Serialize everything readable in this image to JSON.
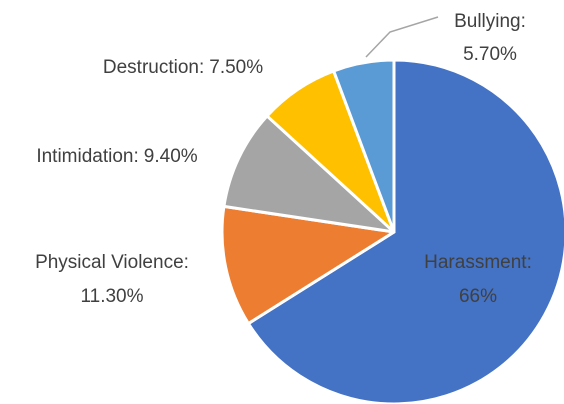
{
  "chart_data": {
    "type": "pie",
    "categories": [
      "Harassment:",
      "Physical Violence:",
      "Intimidation:",
      "Destruction:",
      "Bullying:"
    ],
    "values": [
      66,
      11.3,
      9.4,
      7.5,
      5.7
    ],
    "value_labels": [
      "66%",
      "11.30%",
      "9.40%",
      "7.50%",
      "5.70%"
    ],
    "colors": [
      "#4472c4",
      "#ed7d31",
      "#a5a5a5",
      "#ffc000",
      "#5b9bd5"
    ]
  }
}
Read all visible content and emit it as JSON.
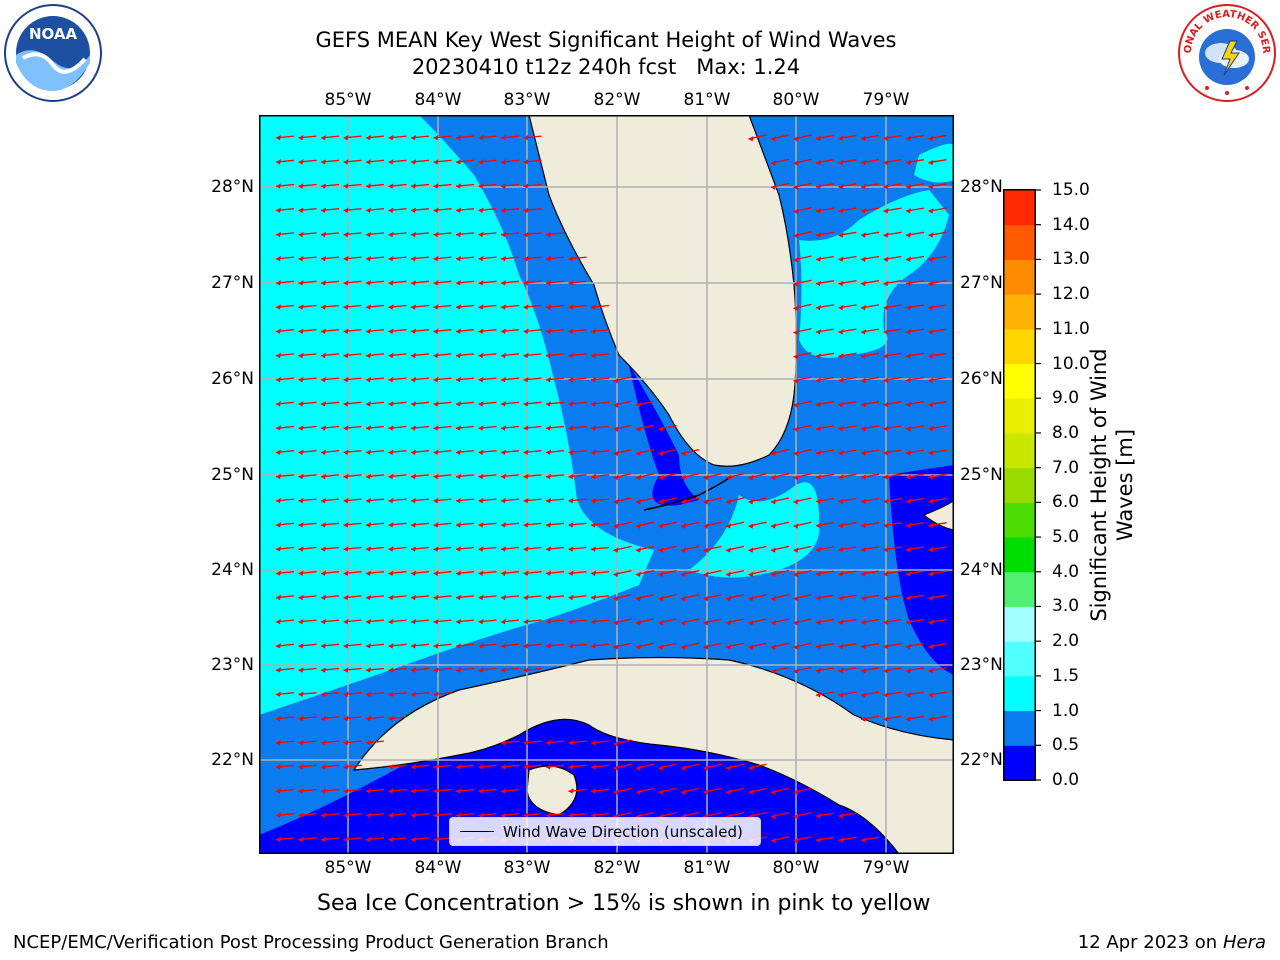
{
  "title": {
    "line1": "GEFS MEAN Key West Significant Height of Wind Waves",
    "line2": "20230410 t12z 240h fcst   Max: 1.24"
  },
  "map": {
    "lon_labels": [
      "85°W",
      "84°W",
      "83°W",
      "82°W",
      "81°W",
      "80°W",
      "79°W"
    ],
    "lat_labels": [
      "28°N",
      "27°N",
      "26°N",
      "25°N",
      "24°N",
      "23°N",
      "22°N"
    ],
    "land_color": "#efecdc",
    "arrow_color": "#ff0000",
    "grid_color": "#b0b0b0",
    "legend_label": "Wind Wave Direction (unscaled)"
  },
  "colorbar": {
    "levels": [
      "0.0",
      "0.5",
      "1.0",
      "1.5",
      "2.0",
      "3.0",
      "4.0",
      "5.0",
      "6.0",
      "7.0",
      "8.0",
      "9.0",
      "10.0",
      "11.0",
      "12.0",
      "13.0",
      "14.0",
      "15.0"
    ],
    "colors": [
      "#0000ff",
      "#0a7cf0",
      "#00ffff",
      "#50ffff",
      "#a0ffff",
      "#50f070",
      "#00dd00",
      "#4ddd00",
      "#99dd00",
      "#c8e800",
      "#e8f000",
      "#ffff00",
      "#ffd700",
      "#ffb000",
      "#ff8c00",
      "#ff5a00",
      "#ff2800"
    ],
    "label": "Significant Height of Wind Waves [m]"
  },
  "note": "Sea Ice Concentration > 15% is shown in pink to yellow",
  "footer": {
    "left": "NCEP/EMC/Verification Post Processing Product Generation Branch",
    "date": "12 Apr 2023 on ",
    "host": "Hera"
  },
  "logos": {
    "noaa_text": "NOAA",
    "nws_text": "NATIONAL WEATHER SERVICE"
  }
}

==*==

Except for the pictures, give all the material above again verbatim.

Serialize everything readable in this image to JSON.
{
  "chart_data": {
    "type": "pie",
    "categories": [
      "Harassment:",
      "Physical Violence:",
      "Intimidation:",
      "Destruction:",
      "Bullying:"
    ],
    "values": [
      66,
      11.3,
      9.4,
      7.5,
      5.7
    ],
    "value_labels": [
      "66%",
      "11.30%",
      "9.40%",
      "7.50%",
      "5.70%"
    ],
    "colors": [
      "#4472c4",
      "#ed7d31",
      "#a5a5a5",
      "#ffc000",
      "#5b9bd5"
    ]
  }
}
Read all visible content and emit it as JSON.
{
  "title": {
    "line1": "GEFS MEAN Key West Significant Height of Wind Waves",
    "line2": "20230410 t12z 240h fcst   Max: 1.24"
  },
  "map": {
    "lon_labels": [
      "85°W",
      "84°W",
      "83°W",
      "82°W",
      "81°W",
      "80°W",
      "79°W"
    ],
    "lat_labels": [
      "28°N",
      "27°N",
      "26°N",
      "25°N",
      "24°N",
      "23°N",
      "22°N"
    ],
    "land_color": "#efecdc",
    "arrow_color": "#ff0000",
    "grid_color": "#b0b0b0",
    "legend_label": "Wind Wave Direction (unscaled)"
  },
  "colorbar": {
    "levels": [
      "0.0",
      "0.5",
      "1.0",
      "1.5",
      "2.0",
      "3.0",
      "4.0",
      "5.0",
      "6.0",
      "7.0",
      "8.0",
      "9.0",
      "10.0",
      "11.0",
      "12.0",
      "13.0",
      "14.0",
      "15.0"
    ],
    "colors": [
      "#0000ff",
      "#0a7cf0",
      "#00ffff",
      "#50ffff",
      "#a0ffff",
      "#50f070",
      "#00dd00",
      "#4ddd00",
      "#99dd00",
      "#c8e800",
      "#e8f000",
      "#ffff00",
      "#ffd700",
      "#ffb000",
      "#ff8c00",
      "#ff5a00",
      "#ff2800"
    ],
    "label": "Significant Height of Wind Waves [m]"
  },
  "note": "Sea Ice Concentration > 15% is shown in pink to yellow",
  "footer": {
    "left": "NCEP/EMC/Verification Post Processing Product Generation Branch",
    "date": "12 Apr 2023 on ",
    "host": "Hera"
  },
  "logos": {
    "noaa_text": "NOAA",
    "nws_text": "NATIONAL WEATHER SERVICE"
  }
}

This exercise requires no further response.